Listed records:
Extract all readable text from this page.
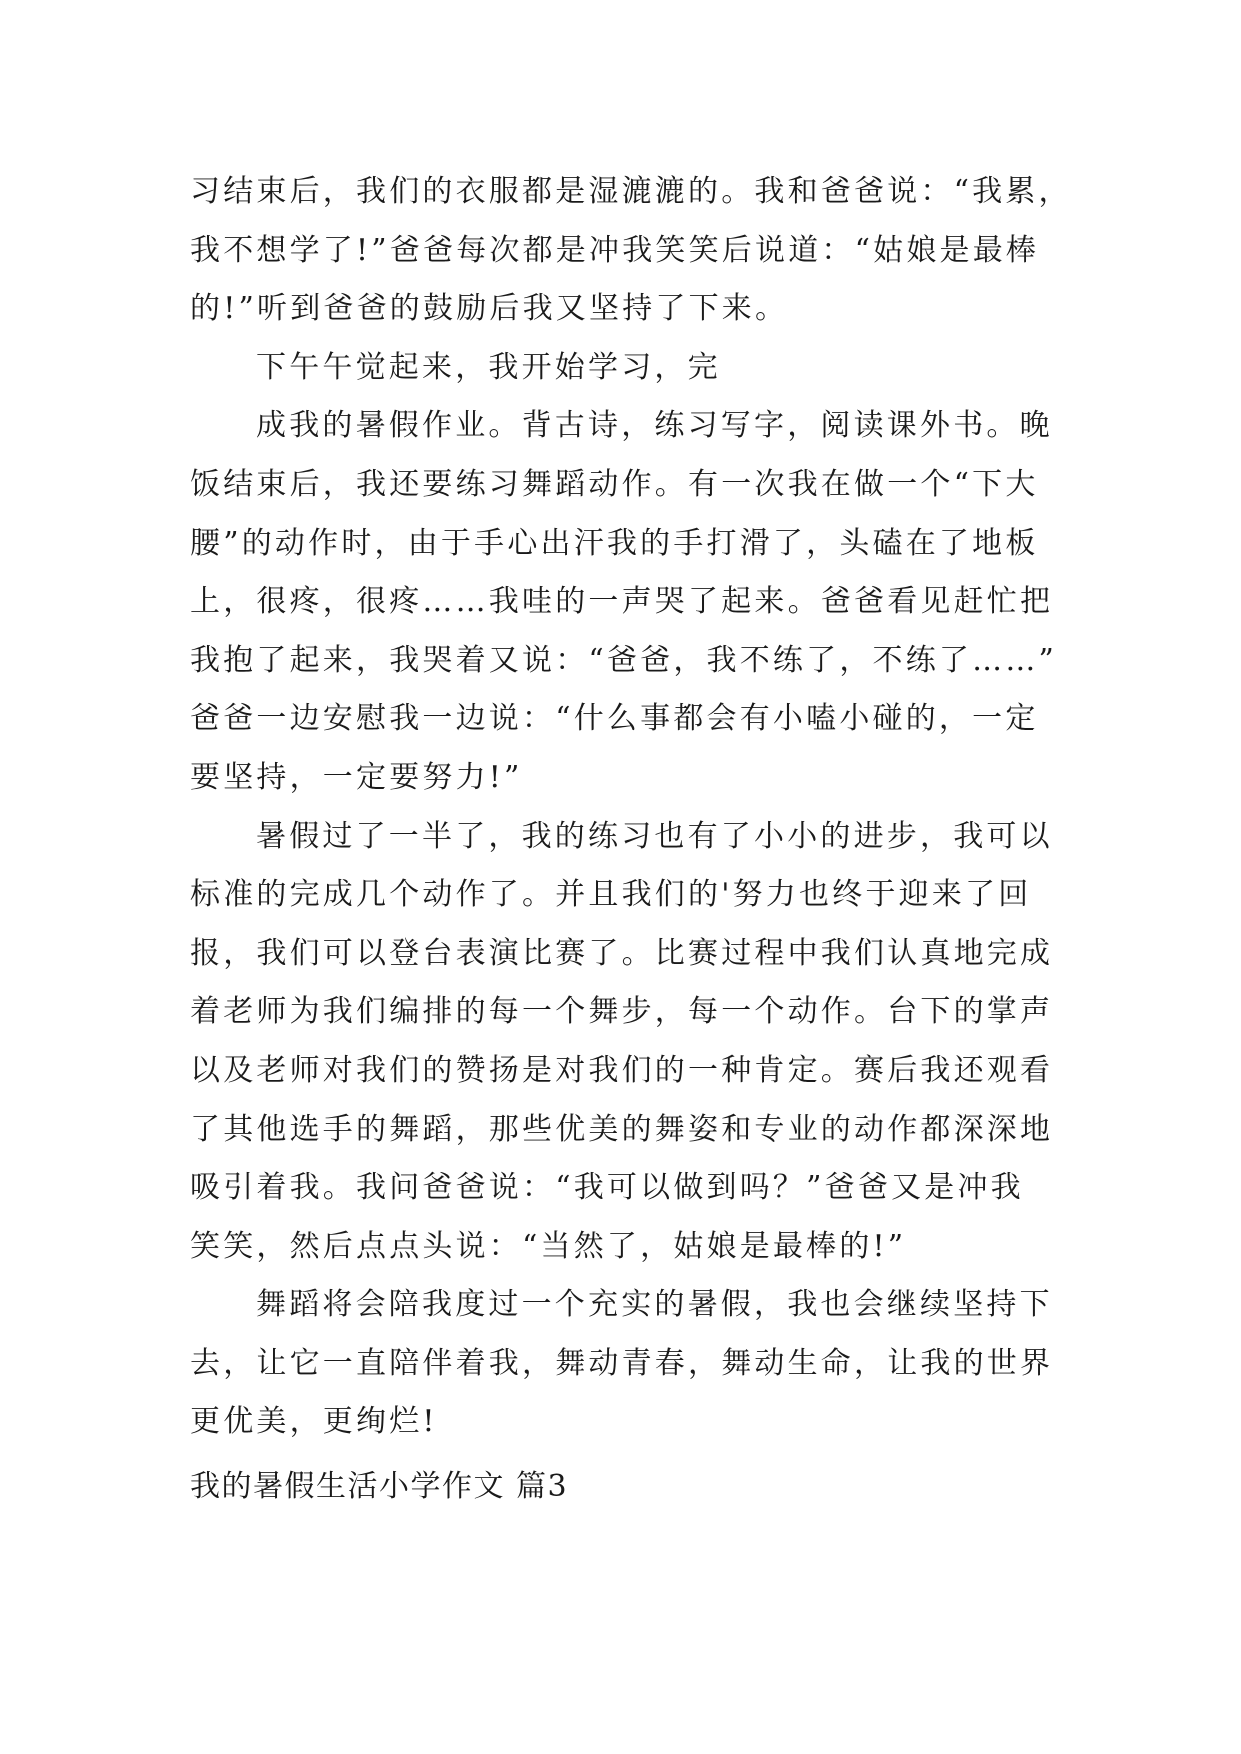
习结束后，我们的衣服都是湿漉漉的。我和爸爸说：“我累，
我不想学了!”爸爸每次都是冲我笑笑后说道：“姑娘是最棒
的!”听到爸爸的鼓励后我又坚持了下来。
下午午觉起来，我开始学习，完
成我的暑假作业。背古诗，练习写字，阅读课外书。晚
饭结束后，我还要练习舞蹈动作。有一次我在做一个“下大
腰”的动作时，由于手心出汗我的手打滑了，头磕在了地板
上，很疼，很疼……我哇的一声哭了起来。爸爸看见赶忙把
我抱了起来，我哭着又说：“爸爸，我不练了，不练了……”
爸爸一边安慰我一边说：“什么事都会有小嗑小碰的，一定
要坚持，一定要努力!”
暑假过了一半了，我的练习也有了小小的进步，我可以
标准的完成几个动作了。并且我们的'努力也终于迎来了回
报，我们可以登台表演比赛了。比赛过程中我们认真地完成
着老师为我们编排的每一个舞步，每一个动作。台下的掌声
以及老师对我们的赞扬是对我们的一种肯定。赛后我还观看
了其他选手的舞蹈，那些优美的舞姿和专业的动作都深深地
吸引着我。我问爸爸说：“我可以做到吗？”爸爸又是冲我
笑笑，然后点点头说：“当然了，姑娘是最棒的!”
舞蹈将会陪我度过一个充实的暑假，我也会继续坚持下
去，让它一直陪伴着我，舞动青春，舞动生命，让我的世界
更优美，更绚烂!
我的暑假生活小学作文 篇3
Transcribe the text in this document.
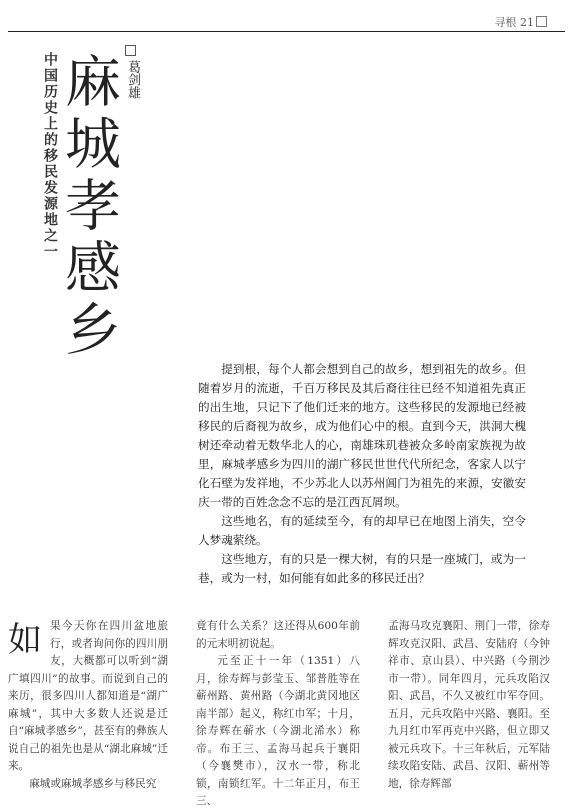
寻根 21
中国历史上的移民发源地之一
麻城孝感乡 葛剑雄

提到根，每个人都会想到自己的故乡，想到祖先的故乡。但随着岁月的流逝，千百万移民及其后裔往往已经不知道祖先真正的出生地，只记下了他们迁来的地方。这些移民的发源地已经被移民的后裔视为故乡，成为他们心中的根。直到今天，洪洞大槐树还牵动着无数华北人的心，南雄珠玑巷被众多岭南家族视为故里，麻城孝感乡为四川的湖广移民世世代代所纪念，客家人以宁化石壁为发祥地，不少苏北人以苏州阊门为祖先的来源，安徽安庆一带的百姓念念不忘的是江西瓦屑坝。

这些地名，有的延续至今，有的却早已在地图上消失，空令人梦魂萦绕。

这些地方，有的只是一棵大树，有的只是一座城门，或为一巷，或为一村，如何能有如此多的移民迁出？

如 果今天你在四川盆地旅行，或者询问你的四川朋友，大概都可以听到“湖广填四川”的故事。而说到自己的来历，很多四川人都知道是“湖广麻城”，其中大多数人还说是迁自“麻城孝感乡”，甚至有的彝族人说自己的祖先也是从“湖北麻城”迁来。

麻城或麻城孝感乡与移民究

竟有什么关系？这还得从600年前的元末明初说起。

元至正十一年（1351）八月，徐寿辉与彭莹玉、邹普胜等在蕲州路、黄州路（今湖北黄冈地区南半部）起义，称红巾军；十月，徐寿辉在蕲水（今湖北浠水）称帝。布王三、孟海马起兵于襄阳（今襄樊市），汉水一带，称北锁，南锁红军。十二年正月，布王三、

孟海马攻克襄阳、荆门一带，徐寿辉攻克汉阳、武昌、安陆府（今钟祥市、京山县）、中兴路（今荆沙市一带）。同年四月，元兵攻陷汉阳、武昌，不久又被红巾军夺回。五月，元兵攻陷中兴路、襄阳。至九月红巾军再克中兴路，但立即又被元兵攻下。十三年秋后，元军陆续攻陷安陆、武昌、汉阳、蕲州等地，徐寿辉部
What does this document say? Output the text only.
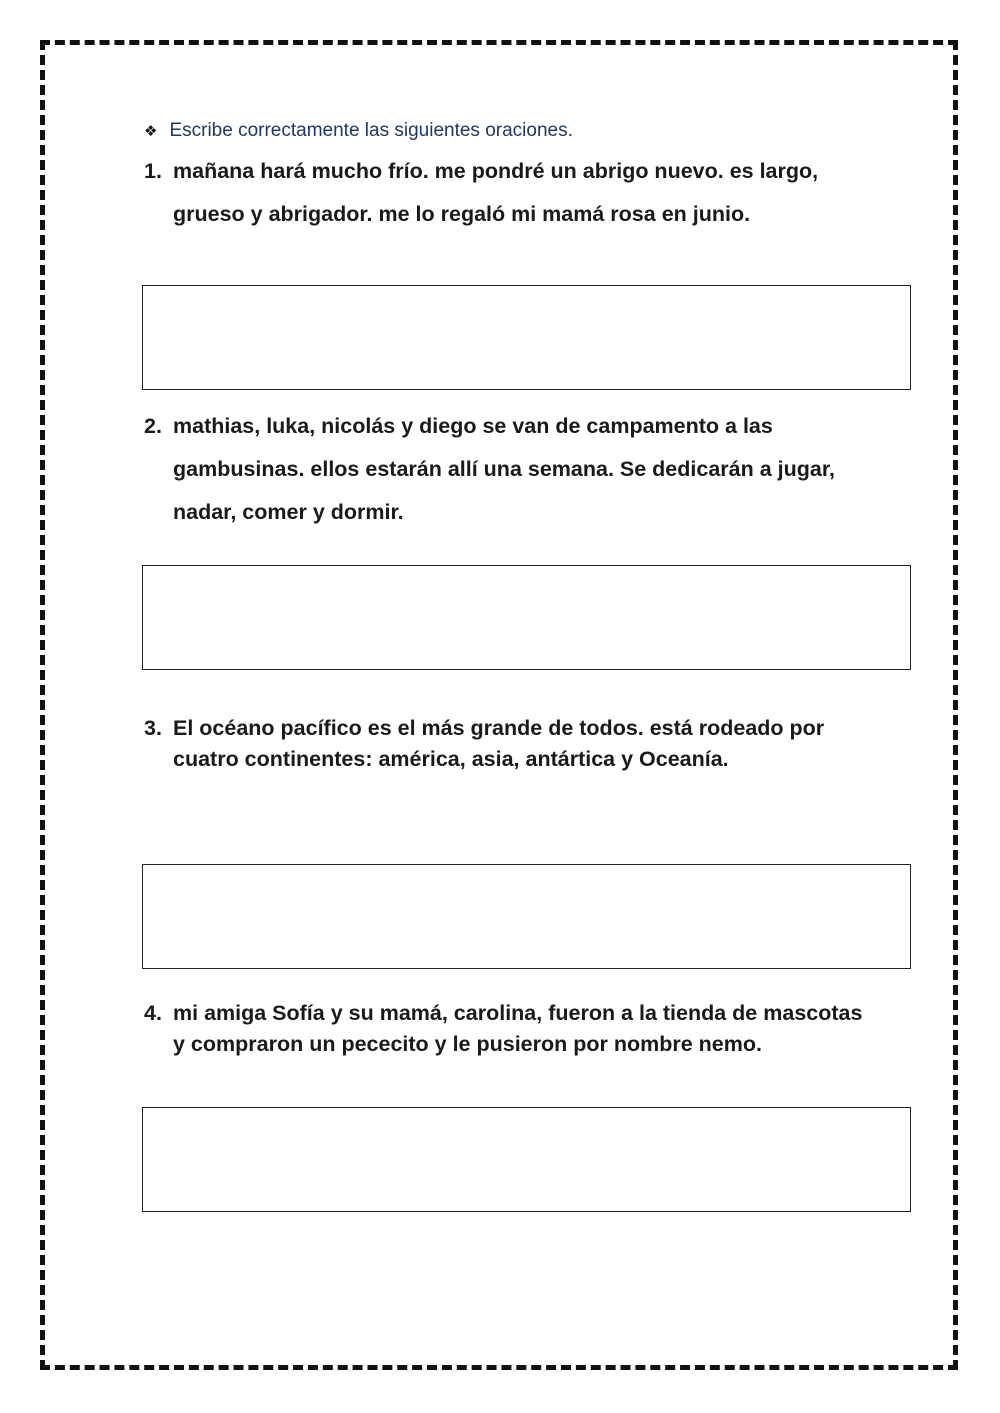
❖ Escribe correctamente las siguientes oraciones.
1. mañana hará mucho frío. me pondré un abrigo nuevo. es largo, grueso y abrigador. me lo regaló mi mamá rosa en junio.
2. mathias, luka, nicolás y diego se van de campamento a las gambusinas. ellos estarán allí una semana. Se dedicarán a jugar, nadar, comer y dormir.
3. El océano pacífico es el más grande de todos. está rodeado por cuatro continentes: américa, asia, antártica y Oceanía.
4. mi amiga Sofía y su mamá, carolina, fueron a la tienda de mascotas y compraron un pececito y le pusieron por nombre nemo.
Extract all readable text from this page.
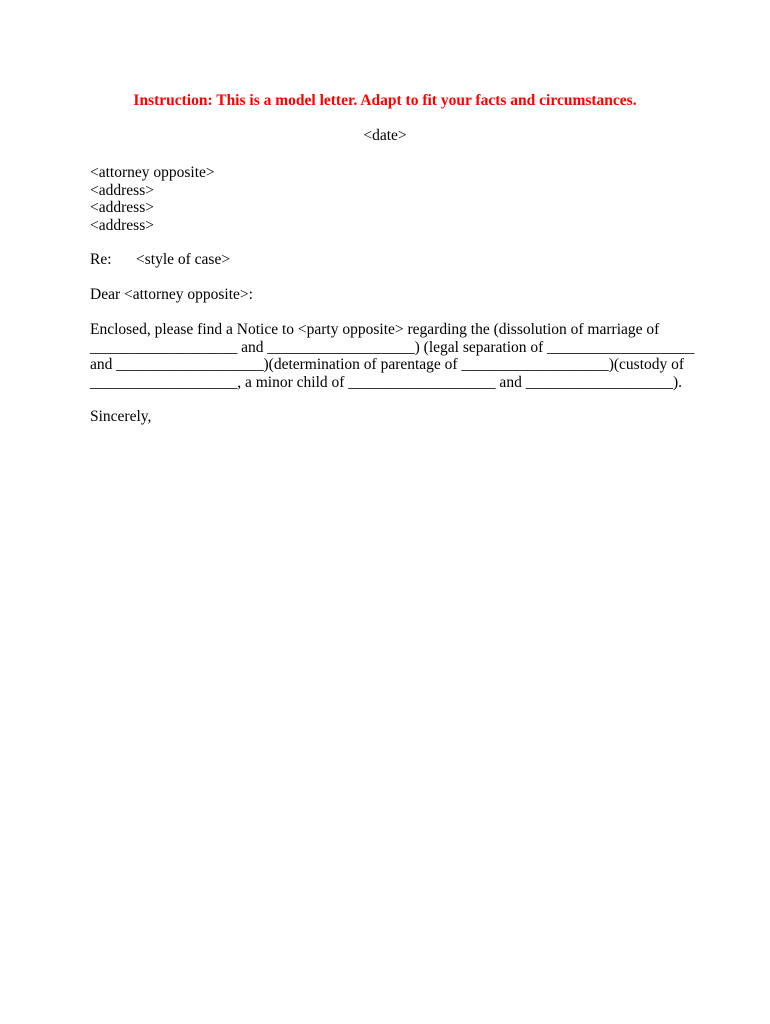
Instruction: This is a model letter. Adapt to fit your facts and circumstances.
<date>
<attorney opposite>
<address>
<address>
<address>
Re: <style of case>
Dear <attorney opposite>:
Enclosed, please find a Notice to <party opposite> regarding the (dissolution of marriage of
___________________ and ___________________) (legal separation of ___________________
and ___________________)(determination of parentage of ___________________)(custody of
___________________, a minor child of ___________________ and ___________________).
Sincerely,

Exercise:
Repeat the records above exactly, leaving out the pictures.

The completed task:
Extract all readable text from this page.
习结束后，我们的衣服都是湿漉漉的。我和爸爸说：“我累，
我不想学了!”爸爸每次都是冲我笑笑后说道：“姑娘是最棒
的!”听到爸爸的鼓励后我又坚持了下来。
下午午觉起来，我开始学习，完
成我的暑假作业。背古诗，练习写字，阅读课外书。晚
饭结束后，我还要练习舞蹈动作。有一次我在做一个“下大
腰”的动作时，由于手心出汗我的手打滑了，头磕在了地板
上，很疼，很疼……我哇的一声哭了起来。爸爸看见赶忙把
我抱了起来，我哭着又说：“爸爸，我不练了，不练了……”
爸爸一边安慰我一边说：“什么事都会有小嗑小碰的，一定
要坚持，一定要努力!”
暑假过了一半了，我的练习也有了小小的进步，我可以
标准的完成几个动作了。并且我们的'努力也终于迎来了回
报，我们可以登台表演比赛了。比赛过程中我们认真地完成
着老师为我们编排的每一个舞步，每一个动作。台下的掌声
以及老师对我们的赞扬是对我们的一种肯定。赛后我还观看
了其他选手的舞蹈，那些优美的舞姿和专业的动作都深深地
吸引着我。我问爸爸说：“我可以做到吗？”爸爸又是冲我
笑笑，然后点点头说：“当然了，姑娘是最棒的!”
舞蹈将会陪我度过一个充实的暑假，我也会继续坚持下
去，让它一直陪伴着我，舞动青春，舞动生命，让我的世界
更优美，更绚烂!
我的暑假生活小学作文 篇3
Transcribe the text in this document.
寻根 21
中国历史上的移民发源地之一
麻城孝感乡 葛剑雄

提到根，每个人都会想到自己的故乡，想到祖先的故乡。但随着岁月的流逝，千百万移民及其后裔往往已经不知道祖先真正的出生地，只记下了他们迁来的地方。这些移民的发源地已经被移民的后裔视为故乡，成为他们心中的根。直到今天，洪洞大槐树还牵动着无数华北人的心，南雄珠玑巷被众多岭南家族视为故里，麻城孝感乡为四川的湖广移民世世代代所纪念，客家人以宁化石壁为发祥地，不少苏北人以苏州阊门为祖先的来源，安徽安庆一带的百姓念念不忘的是江西瓦屑坝。

这些地名，有的延续至今，有的却早已在地图上消失，空令人梦魂萦绕。

这些地方，有的只是一棵大树，有的只是一座城门，或为一巷，或为一村，如何能有如此多的移民迁出？

如 果今天你在四川盆地旅行，或者询问你的四川朋友，大概都可以听到“湖广填四川”的故事。而说到自己的来历，很多四川人都知道是“湖广麻城”，其中大多数人还说是迁自“麻城孝感乡”，甚至有的彝族人说自己的祖先也是从“湖北麻城”迁来。

麻城或麻城孝感乡与移民究

竟有什么关系？这还得从600年前的元末明初说起。

元至正十一年（1351）八月，徐寿辉与彭莹玉、邹普胜等在蕲州路、黄州路（今湖北黄冈地区南半部）起义，称红巾军；十月，徐寿辉在蕲水（今湖北浠水）称帝。布王三、孟海马起兵于襄阳（今襄樊市），汉水一带，称北锁，南锁红军。十二年正月，布王三、

孟海马攻克襄阳、荆门一带，徐寿辉攻克汉阳、武昌、安陆府（今钟祥市、京山县）、中兴路（今荆沙市一带）。同年四月，元兵攻陷汉阳、武昌，不久又被红巾军夺回。五月，元兵攻陷中兴路、襄阳。至九月红巾军再克中兴路，但立即又被元兵攻下。十三年秋后，元军陆续攻陷安陆、武昌、汉阳、蕲州等地，徐寿辉部
What does this document say? Output the text only.
❖ Escribe correctamente las siguientes oraciones.
1. mañana hará mucho frío. me pondré un abrigo nuevo. es largo, grueso y abrigador. me lo regaló mi mamá rosa en junio.
2. mathias, luka, nicolás y diego se van de campamento a las gambusinas. ellos estarán allí una semana. Se dedicarán a jugar, nadar, comer y dormir.
3. El océano pacífico es el más grande de todos. está rodeado por cuatro continentes: américa, asia, antártica y Oceanía.
4. mi amiga Sofía y su mamá, carolina, fueron a la tienda de mascotas y compraron un pececito y le pusieron por nombre nemo.
Extract all readable text from this page.
Instruction: This is a model letter. Adapt to fit your facts and circumstances.
<date>
<attorney opposite>
<address>
<address>
<address>
Re: <style of case>
Dear <attorney opposite>:
Enclosed, please find a Notice to <party opposite> regarding the (dissolution of marriage of
___________________ and ___________________) (legal separation of ___________________
and ___________________)(determination of parentage of ___________________)(custody of
___________________, a minor child of ___________________ and ___________________).
Sincerely,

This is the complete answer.